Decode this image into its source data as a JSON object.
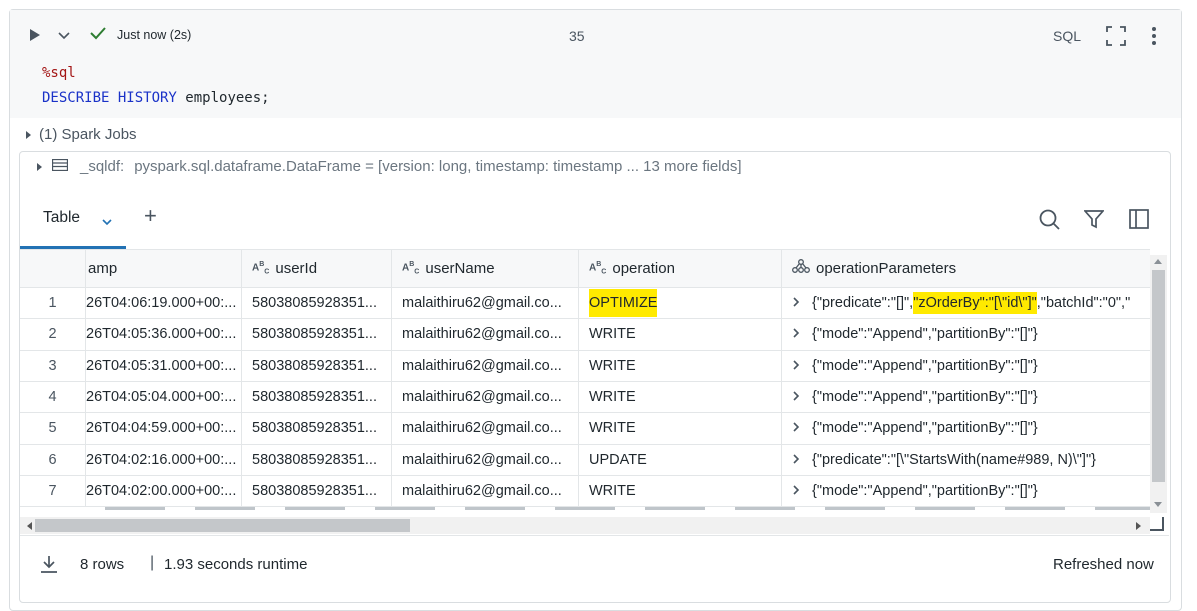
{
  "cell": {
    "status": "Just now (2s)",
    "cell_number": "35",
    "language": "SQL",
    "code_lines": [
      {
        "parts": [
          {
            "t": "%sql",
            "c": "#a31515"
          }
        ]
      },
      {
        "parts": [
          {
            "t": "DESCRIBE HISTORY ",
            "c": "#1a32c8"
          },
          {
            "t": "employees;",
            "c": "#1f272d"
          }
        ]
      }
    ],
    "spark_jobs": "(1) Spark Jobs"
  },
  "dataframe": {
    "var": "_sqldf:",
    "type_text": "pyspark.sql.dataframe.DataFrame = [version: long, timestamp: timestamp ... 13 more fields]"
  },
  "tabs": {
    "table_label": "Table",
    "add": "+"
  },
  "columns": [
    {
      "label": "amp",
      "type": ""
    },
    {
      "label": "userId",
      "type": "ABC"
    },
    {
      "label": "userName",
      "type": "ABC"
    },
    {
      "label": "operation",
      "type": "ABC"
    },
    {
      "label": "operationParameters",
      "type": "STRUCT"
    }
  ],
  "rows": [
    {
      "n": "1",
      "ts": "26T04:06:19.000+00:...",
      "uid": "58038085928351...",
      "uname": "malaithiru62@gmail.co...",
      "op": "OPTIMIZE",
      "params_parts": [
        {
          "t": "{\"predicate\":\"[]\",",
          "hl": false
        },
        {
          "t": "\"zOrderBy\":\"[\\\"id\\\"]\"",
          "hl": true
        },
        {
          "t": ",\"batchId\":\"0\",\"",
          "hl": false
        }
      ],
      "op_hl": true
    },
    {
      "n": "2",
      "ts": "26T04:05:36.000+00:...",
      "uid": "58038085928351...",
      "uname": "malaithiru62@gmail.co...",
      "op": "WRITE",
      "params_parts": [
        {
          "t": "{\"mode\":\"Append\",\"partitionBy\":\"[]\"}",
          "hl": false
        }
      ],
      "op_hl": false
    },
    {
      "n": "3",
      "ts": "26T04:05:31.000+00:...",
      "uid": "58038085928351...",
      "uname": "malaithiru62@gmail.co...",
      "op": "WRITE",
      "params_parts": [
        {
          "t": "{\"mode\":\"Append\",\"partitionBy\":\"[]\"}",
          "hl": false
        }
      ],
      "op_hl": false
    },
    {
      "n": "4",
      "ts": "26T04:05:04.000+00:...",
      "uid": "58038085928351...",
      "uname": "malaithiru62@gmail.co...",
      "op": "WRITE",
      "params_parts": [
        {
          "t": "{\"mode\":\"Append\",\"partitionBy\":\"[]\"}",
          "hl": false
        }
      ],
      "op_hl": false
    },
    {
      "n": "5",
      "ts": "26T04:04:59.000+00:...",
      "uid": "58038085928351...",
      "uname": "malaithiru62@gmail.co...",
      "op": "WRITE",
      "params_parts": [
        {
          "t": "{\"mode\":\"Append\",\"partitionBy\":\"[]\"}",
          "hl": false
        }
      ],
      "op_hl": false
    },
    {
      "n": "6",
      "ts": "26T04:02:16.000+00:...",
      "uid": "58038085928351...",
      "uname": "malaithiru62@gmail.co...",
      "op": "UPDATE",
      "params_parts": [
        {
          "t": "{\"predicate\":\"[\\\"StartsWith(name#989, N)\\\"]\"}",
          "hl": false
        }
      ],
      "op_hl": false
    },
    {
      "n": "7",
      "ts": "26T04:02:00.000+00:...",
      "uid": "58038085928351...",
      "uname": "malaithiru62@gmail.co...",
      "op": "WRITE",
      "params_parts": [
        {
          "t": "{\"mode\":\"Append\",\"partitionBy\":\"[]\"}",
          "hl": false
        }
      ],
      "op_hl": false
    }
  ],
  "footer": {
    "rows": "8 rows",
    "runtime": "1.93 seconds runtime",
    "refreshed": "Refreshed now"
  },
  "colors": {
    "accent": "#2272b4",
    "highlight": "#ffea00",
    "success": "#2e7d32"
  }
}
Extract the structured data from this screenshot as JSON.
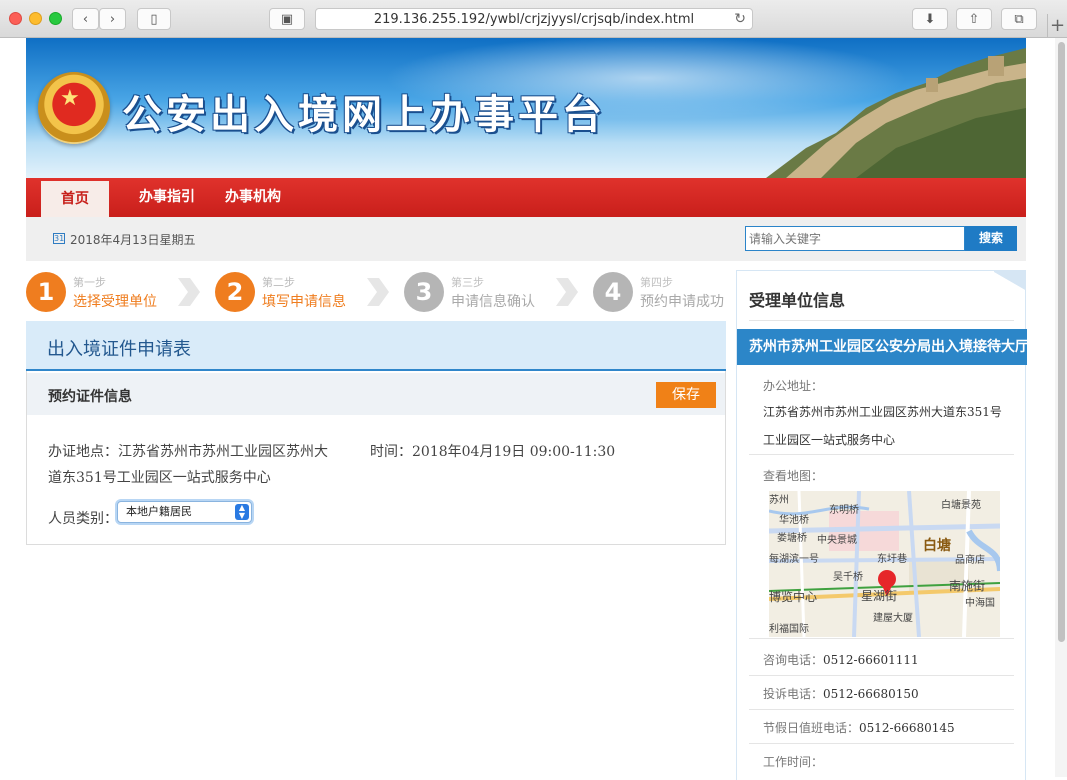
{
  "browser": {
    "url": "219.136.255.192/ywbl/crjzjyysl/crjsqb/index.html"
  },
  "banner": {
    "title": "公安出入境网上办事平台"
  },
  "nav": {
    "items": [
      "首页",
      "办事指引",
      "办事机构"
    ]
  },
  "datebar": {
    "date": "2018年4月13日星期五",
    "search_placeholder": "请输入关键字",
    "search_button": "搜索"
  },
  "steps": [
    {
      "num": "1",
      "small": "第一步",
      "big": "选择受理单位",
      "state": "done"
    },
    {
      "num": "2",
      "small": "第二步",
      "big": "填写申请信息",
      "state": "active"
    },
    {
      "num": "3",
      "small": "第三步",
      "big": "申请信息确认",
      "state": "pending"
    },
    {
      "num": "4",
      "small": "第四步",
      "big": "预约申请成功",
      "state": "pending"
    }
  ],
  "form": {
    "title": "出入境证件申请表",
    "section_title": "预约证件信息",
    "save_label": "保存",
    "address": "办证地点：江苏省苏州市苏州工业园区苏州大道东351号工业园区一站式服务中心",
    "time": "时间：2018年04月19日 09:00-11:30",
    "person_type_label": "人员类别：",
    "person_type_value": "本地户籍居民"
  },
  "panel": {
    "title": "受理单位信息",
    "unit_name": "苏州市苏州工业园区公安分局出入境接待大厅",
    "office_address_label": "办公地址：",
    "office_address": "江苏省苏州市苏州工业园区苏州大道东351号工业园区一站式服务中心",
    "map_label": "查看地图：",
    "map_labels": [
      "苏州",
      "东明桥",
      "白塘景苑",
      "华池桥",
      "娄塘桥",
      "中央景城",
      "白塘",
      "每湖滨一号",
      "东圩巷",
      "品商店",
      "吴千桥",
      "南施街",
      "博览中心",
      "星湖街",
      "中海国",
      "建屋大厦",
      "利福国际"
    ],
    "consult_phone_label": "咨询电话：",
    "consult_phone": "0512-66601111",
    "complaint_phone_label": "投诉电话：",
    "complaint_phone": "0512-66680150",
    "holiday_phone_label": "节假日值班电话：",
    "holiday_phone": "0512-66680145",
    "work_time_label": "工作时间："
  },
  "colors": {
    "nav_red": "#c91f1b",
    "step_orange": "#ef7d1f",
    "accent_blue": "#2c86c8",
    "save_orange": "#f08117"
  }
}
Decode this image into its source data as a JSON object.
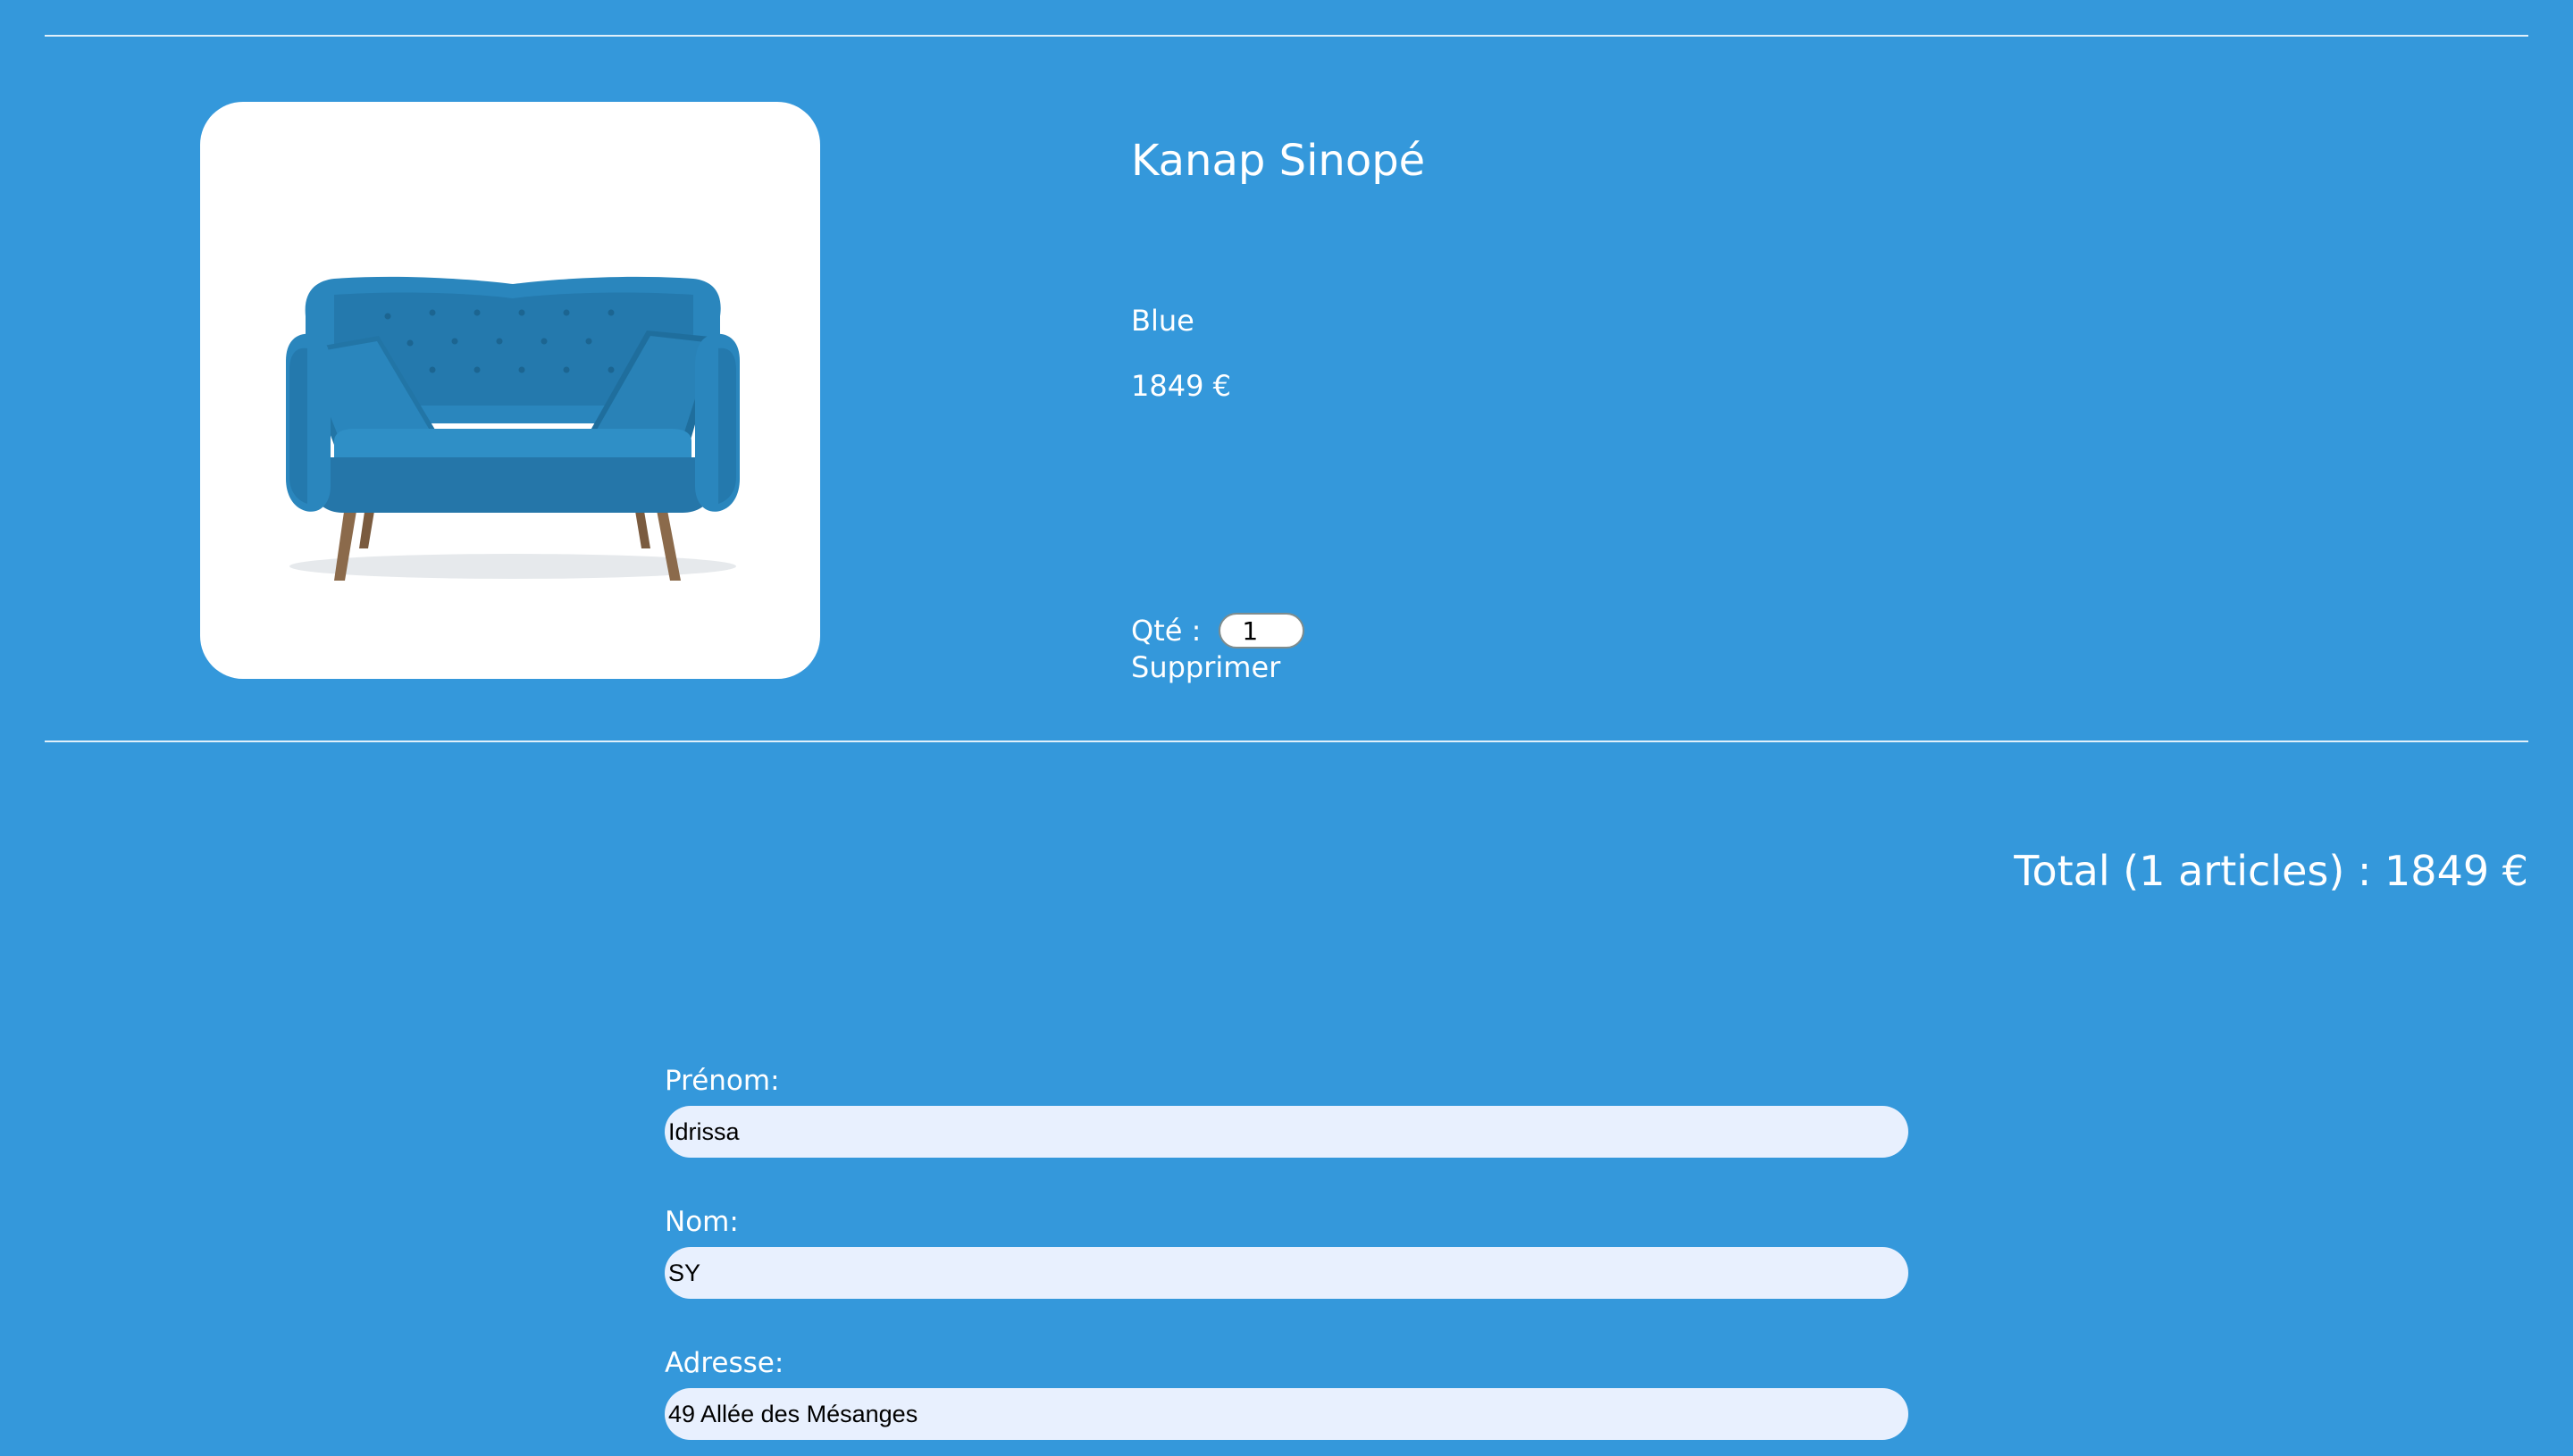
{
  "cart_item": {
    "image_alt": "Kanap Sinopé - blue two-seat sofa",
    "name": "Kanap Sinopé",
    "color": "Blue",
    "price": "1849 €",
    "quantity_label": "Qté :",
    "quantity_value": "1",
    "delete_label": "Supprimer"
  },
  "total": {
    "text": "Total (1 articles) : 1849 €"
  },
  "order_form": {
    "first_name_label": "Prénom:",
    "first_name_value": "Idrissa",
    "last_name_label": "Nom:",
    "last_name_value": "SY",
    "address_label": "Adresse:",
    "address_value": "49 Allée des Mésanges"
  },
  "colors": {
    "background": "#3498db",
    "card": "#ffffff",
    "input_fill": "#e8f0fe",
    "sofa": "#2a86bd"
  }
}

□ □ □

Exact duplication of all the records is required; pictures are omitted from the copy.

**Final result**
Decode this image into its source data as a JSON object.
{
  "cell": {
    "status": "Just now (2s)",
    "cell_number": "35",
    "language": "SQL",
    "code_lines": [
      {
        "parts": [
          {
            "t": "%sql",
            "c": "#a31515"
          }
        ]
      },
      {
        "parts": [
          {
            "t": "DESCRIBE HISTORY ",
            "c": "#1a32c8"
          },
          {
            "t": "employees;",
            "c": "#1f272d"
          }
        ]
      }
    ],
    "spark_jobs": "(1) Spark Jobs"
  },
  "dataframe": {
    "var": "_sqldf:",
    "type_text": "pyspark.sql.dataframe.DataFrame = [version: long, timestamp: timestamp ... 13 more fields]"
  },
  "tabs": {
    "table_label": "Table",
    "add": "+"
  },
  "columns": [
    {
      "label": "amp",
      "type": ""
    },
    {
      "label": "userId",
      "type": "ABC"
    },
    {
      "label": "userName",
      "type": "ABC"
    },
    {
      "label": "operation",
      "type": "ABC"
    },
    {
      "label": "operationParameters",
      "type": "STRUCT"
    }
  ],
  "rows": [
    {
      "n": "1",
      "ts": "26T04:06:19.000+00:...",
      "uid": "58038085928351...",
      "uname": "malaithiru62@gmail.co...",
      "op": "OPTIMIZE",
      "params_parts": [
        {
          "t": "{\"predicate\":\"[]\",",
          "hl": false
        },
        {
          "t": "\"zOrderBy\":\"[\\\"id\\\"]\"",
          "hl": true
        },
        {
          "t": ",\"batchId\":\"0\",\"",
          "hl": false
        }
      ],
      "op_hl": true
    },
    {
      "n": "2",
      "ts": "26T04:05:36.000+00:...",
      "uid": "58038085928351...",
      "uname": "malaithiru62@gmail.co...",
      "op": "WRITE",
      "params_parts": [
        {
          "t": "{\"mode\":\"Append\",\"partitionBy\":\"[]\"}",
          "hl": false
        }
      ],
      "op_hl": false
    },
    {
      "n": "3",
      "ts": "26T04:05:31.000+00:...",
      "uid": "58038085928351...",
      "uname": "malaithiru62@gmail.co...",
      "op": "WRITE",
      "params_parts": [
        {
          "t": "{\"mode\":\"Append\",\"partitionBy\":\"[]\"}",
          "hl": false
        }
      ],
      "op_hl": false
    },
    {
      "n": "4",
      "ts": "26T04:05:04.000+00:...",
      "uid": "58038085928351...",
      "uname": "malaithiru62@gmail.co...",
      "op": "WRITE",
      "params_parts": [
        {
          "t": "{\"mode\":\"Append\",\"partitionBy\":\"[]\"}",
          "hl": false
        }
      ],
      "op_hl": false
    },
    {
      "n": "5",
      "ts": "26T04:04:59.000+00:...",
      "uid": "58038085928351...",
      "uname": "malaithiru62@gmail.co...",
      "op": "WRITE",
      "params_parts": [
        {
          "t": "{\"mode\":\"Append\",\"partitionBy\":\"[]\"}",
          "hl": false
        }
      ],
      "op_hl": false
    },
    {
      "n": "6",
      "ts": "26T04:02:16.000+00:...",
      "uid": "58038085928351...",
      "uname": "malaithiru62@gmail.co...",
      "op": "UPDATE",
      "params_parts": [
        {
          "t": "{\"predicate\":\"[\\\"StartsWith(name#989, N)\\\"]\"}",
          "hl": false
        }
      ],
      "op_hl": false
    },
    {
      "n": "7",
      "ts": "26T04:02:00.000+00:...",
      "uid": "58038085928351...",
      "uname": "malaithiru62@gmail.co...",
      "op": "WRITE",
      "params_parts": [
        {
          "t": "{\"mode\":\"Append\",\"partitionBy\":\"[]\"}",
          "hl": false
        }
      ],
      "op_hl": false
    }
  ],
  "footer": {
    "rows": "8 rows",
    "runtime": "1.93 seconds runtime",
    "refreshed": "Refreshed now"
  },
  "colors": {
    "accent": "#2272b4",
    "highlight": "#ffea00",
    "success": "#2e7d32"
  }
}
Extract the structured data from this screenshot as JSON.
{
  "browser": {
    "url": "219.136.255.192/ywbl/crjzjyysl/crjsqb/index.html"
  },
  "banner": {
    "title": "公安出入境网上办事平台"
  },
  "nav": {
    "items": [
      "首页",
      "办事指引",
      "办事机构"
    ]
  },
  "datebar": {
    "date": "2018年4月13日星期五",
    "search_placeholder": "请输入关键字",
    "search_button": "搜索"
  },
  "steps": [
    {
      "num": "1",
      "small": "第一步",
      "big": "选择受理单位",
      "state": "done"
    },
    {
      "num": "2",
      "small": "第二步",
      "big": "填写申请信息",
      "state": "active"
    },
    {
      "num": "3",
      "small": "第三步",
      "big": "申请信息确认",
      "state": "pending"
    },
    {
      "num": "4",
      "small": "第四步",
      "big": "预约申请成功",
      "state": "pending"
    }
  ],
  "form": {
    "title": "出入境证件申请表",
    "section_title": "预约证件信息",
    "save_label": "保存",
    "address": "办证地点：江苏省苏州市苏州工业园区苏州大道东351号工业园区一站式服务中心",
    "time": "时间：2018年04月19日 09:00-11:30",
    "person_type_label": "人员类别：",
    "person_type_value": "本地户籍居民"
  },
  "panel": {
    "title": "受理单位信息",
    "unit_name": "苏州市苏州工业园区公安分局出入境接待大厅",
    "office_address_label": "办公地址：",
    "office_address": "江苏省苏州市苏州工业园区苏州大道东351号工业园区一站式服务中心",
    "map_label": "查看地图：",
    "map_labels": [
      "苏州",
      "东明桥",
      "白塘景苑",
      "华池桥",
      "娄塘桥",
      "中央景城",
      "白塘",
      "每湖滨一号",
      "东圩巷",
      "品商店",
      "吴千桥",
      "南施街",
      "博览中心",
      "星湖街",
      "中海国",
      "建屋大厦",
      "利福国际"
    ],
    "consult_phone_label": "咨询电话：",
    "consult_phone": "0512-66601111",
    "complaint_phone_label": "投诉电话：",
    "complaint_phone": "0512-66680150",
    "holiday_phone_label": "节假日值班电话：",
    "holiday_phone": "0512-66680145",
    "work_time_label": "工作时间："
  },
  "colors": {
    "nav_red": "#c91f1b",
    "step_orange": "#ef7d1f",
    "accent_blue": "#2c86c8",
    "save_orange": "#f08117"
  }
}
Decode this image into its source data as a JSON object.
{
  "cart_item": {
    "image_alt": "Kanap Sinopé - blue two-seat sofa",
    "name": "Kanap Sinopé",
    "color": "Blue",
    "price": "1849 €",
    "quantity_label": "Qté :",
    "quantity_value": "1",
    "delete_label": "Supprimer"
  },
  "total": {
    "text": "Total (1 articles) : 1849 €"
  },
  "order_form": {
    "first_name_label": "Prénom:",
    "first_name_value": "Idrissa",
    "last_name_label": "Nom:",
    "last_name_value": "SY",
    "address_label": "Adresse:",
    "address_value": "49 Allée des Mésanges"
  },
  "colors": {
    "background": "#3498db",
    "card": "#ffffff",
    "input_fill": "#e8f0fe",
    "sofa": "#2a86bd"
  }
}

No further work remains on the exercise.